Copy the listing below line for line, keeping every character unchanged.
☆ ☆ ☆
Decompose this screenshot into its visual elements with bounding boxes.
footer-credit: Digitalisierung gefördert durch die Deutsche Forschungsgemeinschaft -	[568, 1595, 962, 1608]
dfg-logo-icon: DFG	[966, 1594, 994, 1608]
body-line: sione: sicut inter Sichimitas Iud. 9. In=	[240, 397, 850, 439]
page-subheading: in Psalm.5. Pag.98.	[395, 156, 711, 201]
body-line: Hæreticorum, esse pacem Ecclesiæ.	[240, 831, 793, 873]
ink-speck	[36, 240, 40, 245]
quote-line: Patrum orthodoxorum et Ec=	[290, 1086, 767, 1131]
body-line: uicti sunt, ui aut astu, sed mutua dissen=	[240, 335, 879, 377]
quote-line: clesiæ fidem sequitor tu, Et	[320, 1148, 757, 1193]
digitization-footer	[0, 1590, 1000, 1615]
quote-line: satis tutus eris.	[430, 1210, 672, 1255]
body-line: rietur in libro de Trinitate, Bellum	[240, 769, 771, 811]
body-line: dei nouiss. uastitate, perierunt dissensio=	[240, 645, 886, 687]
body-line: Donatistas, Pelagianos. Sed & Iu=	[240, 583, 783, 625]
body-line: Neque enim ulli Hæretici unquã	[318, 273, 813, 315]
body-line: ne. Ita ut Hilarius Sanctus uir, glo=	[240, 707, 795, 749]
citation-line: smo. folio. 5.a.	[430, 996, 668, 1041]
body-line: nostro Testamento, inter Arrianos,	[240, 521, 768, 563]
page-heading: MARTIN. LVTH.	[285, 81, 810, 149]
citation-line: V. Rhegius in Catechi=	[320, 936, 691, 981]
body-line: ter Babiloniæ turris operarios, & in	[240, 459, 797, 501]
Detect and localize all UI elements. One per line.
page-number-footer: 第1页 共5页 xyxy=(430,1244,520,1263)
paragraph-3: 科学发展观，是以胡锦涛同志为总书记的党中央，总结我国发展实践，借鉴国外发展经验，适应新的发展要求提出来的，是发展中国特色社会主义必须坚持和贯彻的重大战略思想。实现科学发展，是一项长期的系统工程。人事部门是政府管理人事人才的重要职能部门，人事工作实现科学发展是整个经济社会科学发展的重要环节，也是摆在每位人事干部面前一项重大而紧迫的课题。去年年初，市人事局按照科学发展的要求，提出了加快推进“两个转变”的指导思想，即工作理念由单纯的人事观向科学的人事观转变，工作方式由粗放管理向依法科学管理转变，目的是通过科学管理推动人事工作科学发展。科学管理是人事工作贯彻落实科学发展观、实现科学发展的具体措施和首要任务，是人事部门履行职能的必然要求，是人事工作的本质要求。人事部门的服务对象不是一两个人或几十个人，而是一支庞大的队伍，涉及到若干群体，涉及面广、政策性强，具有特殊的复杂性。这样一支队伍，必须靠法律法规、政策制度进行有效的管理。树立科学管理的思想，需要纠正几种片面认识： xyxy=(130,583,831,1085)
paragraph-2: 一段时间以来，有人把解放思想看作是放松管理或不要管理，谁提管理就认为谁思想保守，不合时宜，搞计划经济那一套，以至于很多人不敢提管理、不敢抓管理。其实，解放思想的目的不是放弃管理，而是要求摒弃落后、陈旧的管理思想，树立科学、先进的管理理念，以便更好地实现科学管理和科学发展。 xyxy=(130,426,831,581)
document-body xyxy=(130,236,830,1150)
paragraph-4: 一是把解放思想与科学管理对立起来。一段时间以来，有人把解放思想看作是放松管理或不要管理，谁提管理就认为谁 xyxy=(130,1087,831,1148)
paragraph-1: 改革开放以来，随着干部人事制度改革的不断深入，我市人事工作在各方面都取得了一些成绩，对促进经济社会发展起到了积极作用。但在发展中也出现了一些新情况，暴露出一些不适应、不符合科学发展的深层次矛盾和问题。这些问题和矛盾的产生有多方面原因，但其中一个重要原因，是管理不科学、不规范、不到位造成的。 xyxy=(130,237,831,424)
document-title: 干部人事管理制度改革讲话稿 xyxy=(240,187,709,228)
☆ ☆ ☆
— THE OUTPUT —
Decompose this screenshot into its visual elements with bounding boxes.
footer-credit: Digitalisierung gefördert durch die Deutsche Forschungsgemeinschaft -	[568, 1595, 962, 1608]
dfg-logo-icon: DFG	[966, 1594, 994, 1608]
body-line: sione: sicut inter Sichimitas Iud. 9. In=	[240, 397, 850, 439]
page-subheading: in Psalm.5. Pag.98.	[395, 156, 711, 201]
body-line: Hæreticorum, esse pacem Ecclesiæ.	[240, 831, 793, 873]
ink-speck	[36, 240, 40, 245]
quote-line: Patrum orthodoxorum et Ec=	[290, 1086, 767, 1131]
body-line: uicti sunt, ui aut astu, sed mutua dissen=	[240, 335, 879, 377]
quote-line: clesiæ fidem sequitor tu, Et	[320, 1148, 757, 1193]
digitization-footer	[0, 1590, 1000, 1615]
quote-line: satis tutus eris.	[430, 1210, 672, 1255]
body-line: rietur in libro de Trinitate, Bellum	[240, 769, 771, 811]
body-line: dei nouiss. uastitate, perierunt dissensio=	[240, 645, 886, 687]
body-line: Donatistas, Pelagianos. Sed & Iu=	[240, 583, 783, 625]
body-line: Neque enim ulli Hæretici unquã	[318, 273, 813, 315]
body-line: ne. Ita ut Hilarius Sanctus uir, glo=	[240, 707, 795, 749]
citation-line: smo. folio. 5.a.	[430, 996, 668, 1041]
body-line: nostro Testamento, inter Arrianos,	[240, 521, 768, 563]
page-heading: MARTIN. LVTH.	[285, 81, 810, 149]
citation-line: V. Rhegius in Catechi=	[320, 936, 691, 981]
body-line: ter Babiloniæ turris operarios, & in	[240, 459, 797, 501]
Detect and localize all UI elements. One per line.
page-number-footer: 第1页 共5页 xyxy=(430,1244,520,1263)
paragraph-3: 科学发展观，是以胡锦涛同志为总书记的党中央，总结我国发展实践，借鉴国外发展经验，适应新的发展要求提出来的，是发展中国特色社会主义必须坚持和贯彻的重大战略思想。实现科学发展，是一项长期的系统工程。人事部门是政府管理人事人才的重要职能部门，人事工作实现科学发展是整个经济社会科学发展的重要环节，也是摆在每位人事干部面前一项重大而紧迫的课题。去年年初，市人事局按照科学发展的要求，提出了加快推进“两个转变”的指导思想，即工作理念由单纯的人事观向科学的人事观转变，工作方式由粗放管理向依法科学管理转变，目的是通过科学管理推动人事工作科学发展。科学管理是人事工作贯彻落实科学发展观、实现科学发展的具体措施和首要任务，是人事部门履行职能的必然要求，是人事工作的本质要求。人事部门的服务对象不是一两个人或几十个人，而是一支庞大的队伍，涉及到若干群体，涉及面广、政策性强，具有特殊的复杂性。这样一支队伍，必须靠法律法规、政策制度进行有效的管理。树立科学管理的思想，需要纠正几种片面认识： xyxy=(130,583,831,1085)
paragraph-2: 一段时间以来，有人把解放思想看作是放松管理或不要管理，谁提管理就认为谁思想保守，不合时宜，搞计划经济那一套，以至于很多人不敢提管理、不敢抓管理。其实，解放思想的目的不是放弃管理，而是要求摒弃落后、陈旧的管理思想，树立科学、先进的管理理念，以便更好地实现科学管理和科学发展。 xyxy=(130,426,831,581)
document-body xyxy=(130,236,830,1150)
paragraph-4: 一是把解放思想与科学管理对立起来。一段时间以来，有人把解放思想看作是放松管理或不要管理，谁提管理就认为谁 xyxy=(130,1087,831,1148)
paragraph-1: 改革开放以来，随着干部人事制度改革的不断深入，我市人事工作在各方面都取得了一些成绩，对促进经济社会发展起到了积极作用。但在发展中也出现了一些新情况，暴露出一些不适应、不符合科学发展的深层次矛盾和问题。这些问题和矛盾的产生有多方面原因，但其中一个重要原因，是管理不科学、不规范、不到位造成的。 xyxy=(130,237,831,424)
document-title: 干部人事管理制度改革讲话稿 xyxy=(240,187,709,228)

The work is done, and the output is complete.